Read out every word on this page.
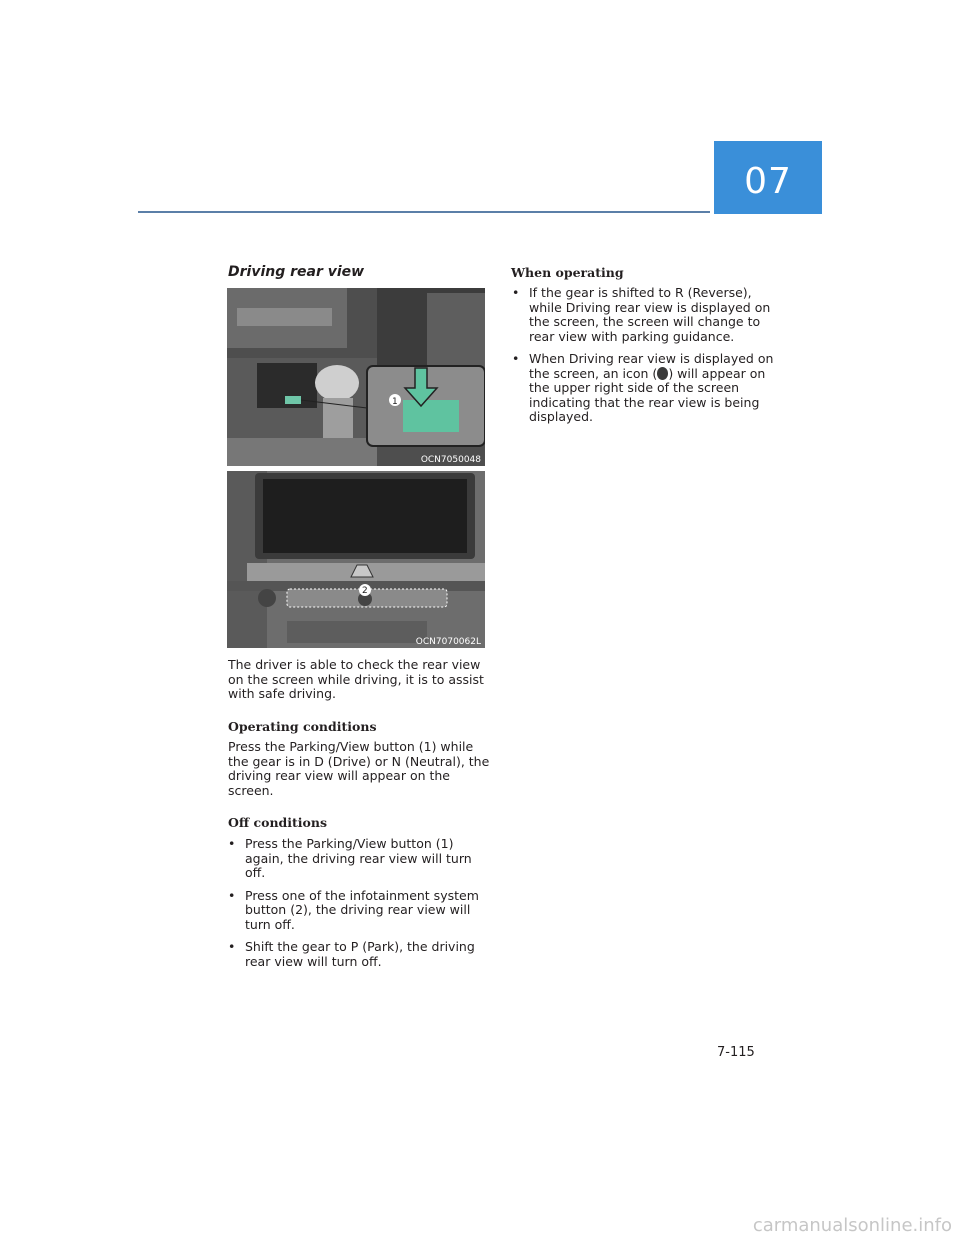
07
Driving rear view
1
OCN7050048
2
OCN7070062L

The driver is able to check the rear view on the screen while driving, it is to assist with safe driving.

Operating conditions

Press the Parking/View button (1) while the gear is in D (Drive) or N (Neutral), the driving rear view will appear on the screen.

Off conditions
• Press the Parking/View button (1) again, the driving rear view will turn off.
• Press one of the infotainment system button (2), the driving rear view will turn off.
• Shift the gear to P (Park), the driving rear view will turn off.
When operating
• If the gear is shifted to R (Reverse), while Driving rear view is displayed on the screen, the screen will change to rear view with parking guidance.
• When Driving rear view is displayed on the screen, an icon ( ) will appear on the upper right side of the screen indicating that the rear view is being displayed.
7-115
carmanualsonline.info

=-=-=

## Problem requirements:
Leave the pictures out, and transcribe each of the records exactly.

## Exercise solution:
Read out every word on this page.
07
Driving rear view
1
OCN7050048
2
OCN7070062L

The driver is able to check the rear view on the screen while driving, it is to assist with safe driving.

Operating conditions

Press the Parking/View button (1) while the gear is in D (Drive) or N (Neutral), the driving rear view will appear on the screen.

Off conditions
• Press the Parking/View button (1) again, the driving rear view will turn off.
• Press one of the infotainment system button (2), the driving rear view will turn off.
• Shift the gear to P (Park), the driving rear view will turn off.
When operating
• If the gear is shifted to R (Reverse), while Driving rear view is displayed on the screen, the screen will change to rear view with parking guidance.
• When Driving rear view is displayed on the screen, an icon ( ) will appear on the upper right side of the screen indicating that the rear view is being displayed.
7-115
carmanualsonline.info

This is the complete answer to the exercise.